• **Quoted text**
--- --- ---
Web Address :      Yes : Click Here to Visit

Category :      History / Museum

Location :      City : Sahuarita     State : Arizona

When :      Any Year: Spring, Fall or Winter

Reason to Visit :      The Museum is the remaining missile silo at the Green Valley complex of the 390th Strategic Missile Wing, which was one of the original 18 Titan missile silos that used to ring Tucson during the Cold War.

A museum piece from the Cold War era. This particular Titan II missile silo, Silo 571-7, was first placed in service and went on alert on 15 July 1963. The site reamined on alert until 1984 when it was decommisioned as a result of the SALT (Strategic Arms Limitation Treaty) that was signed in 1981 by President Ronald Reagan.
--- --- ---
• **Raw records**
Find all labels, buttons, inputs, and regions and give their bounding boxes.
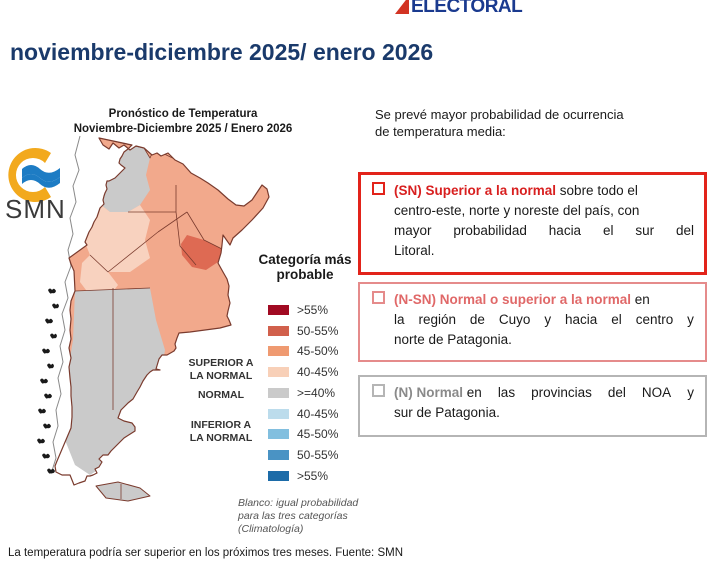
svg-text:ELECTORAL: ELECTORAL <box>411 0 523 14</box>
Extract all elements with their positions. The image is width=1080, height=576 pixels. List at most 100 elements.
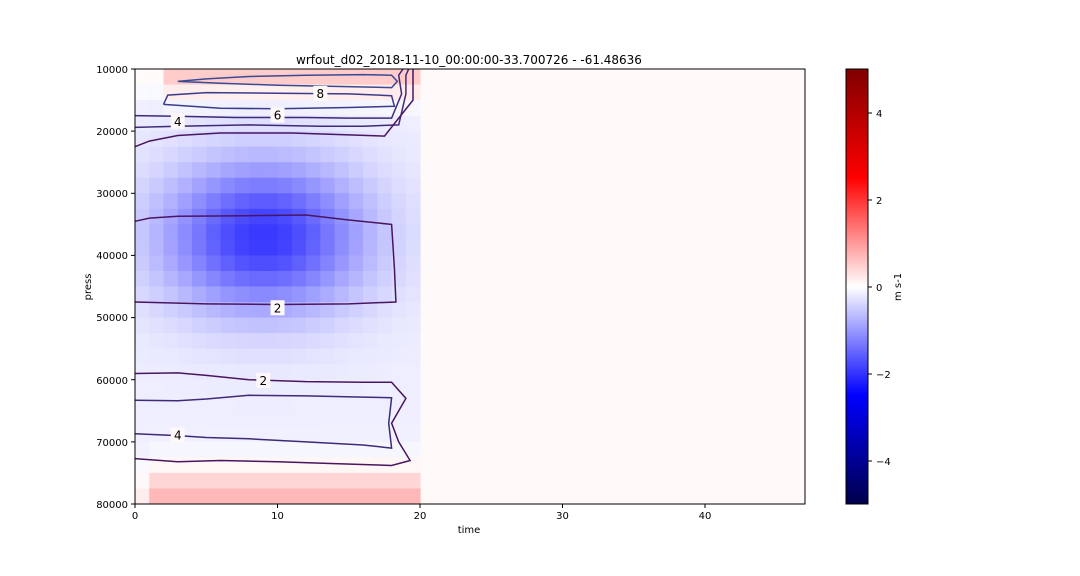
x-axis-label: time [458, 525, 481, 536]
heatmap-cell [377, 115, 393, 132]
heatmap-cell [320, 224, 336, 241]
heatmap-cell [334, 239, 350, 256]
heatmap-cell [177, 224, 193, 241]
heatmap-cell [177, 410, 193, 427]
heatmap-cell [377, 317, 393, 334]
heatmap-cell [234, 457, 250, 474]
heatmap-cell [206, 177, 222, 194]
heatmap-cell [249, 224, 264, 241]
heatmap-cell [334, 115, 350, 132]
heatmap-cell [405, 426, 421, 443]
heatmap-cell [149, 302, 165, 319]
heatmap-cell [334, 426, 350, 443]
heatmap-cell [391, 239, 407, 256]
heatmap-cell [192, 333, 207, 350]
heatmap-cell [291, 426, 307, 443]
heatmap-cell [163, 410, 179, 427]
heatmap-cell [348, 488, 364, 505]
heatmap-cell [320, 488, 336, 505]
heatmap-cell [291, 379, 307, 396]
heatmap-cell [192, 270, 207, 287]
heatmap-cell [277, 224, 293, 241]
contour-label-bg [270, 300, 285, 316]
heatmap-cell [192, 379, 207, 396]
heatmap-cell [320, 410, 336, 427]
heatmap-cell [377, 379, 393, 396]
heatmap-cell [220, 410, 236, 427]
heatmap-cell [320, 317, 336, 334]
heatmap-cell [206, 115, 222, 132]
heatmap-cell [306, 364, 321, 381]
heatmap-cell [391, 426, 407, 443]
heatmap-cell [163, 69, 179, 86]
heatmap-cell [263, 317, 279, 334]
heatmap-cell [348, 239, 364, 256]
heatmap-cell [249, 395, 264, 412]
heatmap-cell [306, 255, 321, 272]
heatmap-cell [291, 239, 307, 256]
heatmap-cell [192, 69, 207, 86]
heatmap-cell [291, 348, 307, 365]
heatmap-cell [149, 69, 165, 86]
heatmap-cell [206, 441, 222, 458]
heatmap-cell [192, 488, 207, 505]
heatmap-cell [192, 410, 207, 427]
heatmap-cell [291, 84, 307, 101]
heatmap-cell [206, 426, 222, 443]
heatmap-cell [363, 364, 378, 381]
x-axis: 0 10 20 30 40 time [132, 504, 711, 536]
heatmap-cell [149, 317, 165, 334]
heatmap-cell [363, 69, 378, 86]
heatmap-cell [263, 286, 279, 303]
heatmap-cell [363, 255, 378, 272]
heatmap-cell [220, 317, 236, 334]
heatmap-cell [405, 193, 421, 210]
colorbar-gradient [845, 68, 869, 505]
heatmap-cell [348, 177, 364, 194]
heatmap-cell [334, 131, 350, 148]
heatmap-cell [405, 379, 421, 396]
heatmap-cell [391, 395, 407, 412]
heatmap-cell [391, 270, 407, 287]
heatmap-cell [163, 162, 179, 179]
heatmap-cell [192, 255, 207, 272]
heatmap-cell [163, 177, 179, 194]
heatmap-cell [306, 162, 321, 179]
heatmap-cell [320, 162, 336, 179]
heatmap-cell [263, 146, 279, 163]
heatmap-cell [334, 162, 350, 179]
heatmap-cell [206, 410, 222, 427]
heatmap-cell [263, 441, 279, 458]
heatmap-cell [334, 270, 350, 287]
heatmap-cell [149, 84, 165, 101]
heatmap-cell [135, 270, 150, 287]
heatmap-cell [149, 472, 165, 489]
heatmap-cell [334, 69, 350, 86]
heatmap-cell [377, 488, 393, 505]
heatmap-cell [405, 410, 421, 427]
heatmap-cell [206, 162, 222, 179]
heatmap-cell [149, 333, 165, 350]
heatmap-cell [135, 333, 150, 350]
contour-line [134, 68, 404, 119]
heatmap-cell [163, 193, 179, 210]
heatmap-cell [405, 395, 421, 412]
heatmap-cell [206, 488, 222, 505]
y-axis: 10000 20000 30000 40000 50000 60000 7000… [83, 65, 135, 511]
heatmap-cell [291, 286, 307, 303]
heatmap-cell [277, 348, 293, 365]
heatmap-cell [149, 255, 165, 272]
heatmap-cell [277, 177, 293, 194]
heatmap-cell [363, 193, 378, 210]
heatmap-cell [306, 146, 321, 163]
y-tick-label: 30000 [96, 189, 128, 200]
heatmap-cell [206, 364, 222, 381]
heatmap-cell [391, 224, 407, 241]
y-tick-label: 50000 [96, 313, 128, 324]
heatmap-cell [249, 162, 264, 179]
heatmap-cell [277, 426, 293, 443]
heatmap-cell [163, 100, 179, 117]
contour-label: 2 [259, 374, 267, 388]
heatmap-cell [206, 302, 222, 319]
heatmap-cell [348, 286, 364, 303]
--- --- ---
• **Instructions to follow**
In the text about the missile silo museum, reproduce the passage from "Reason to Visit" to "President Ronald Reagan.", swapping "Titan" for "TITAN".

• **Problem solution**
Reason to Visit :      The Museum is the remaining missile silo at the Green Valley complex of the 390th Strategic Missile Wing, which was one of the original 18 TITAN missile silos that used to ring Tucson during the Cold War.

A museum piece from the Cold War era. This particular TITAN II missile silo, Silo 571-7, was first placed in service and went on alert on 15 July 1963. The site reamined on alert until 1984 when it was decommisioned as a result of the SALT (Strategic Arms Limitation Treaty) that was signed in 1981 by President Ronald Reagan.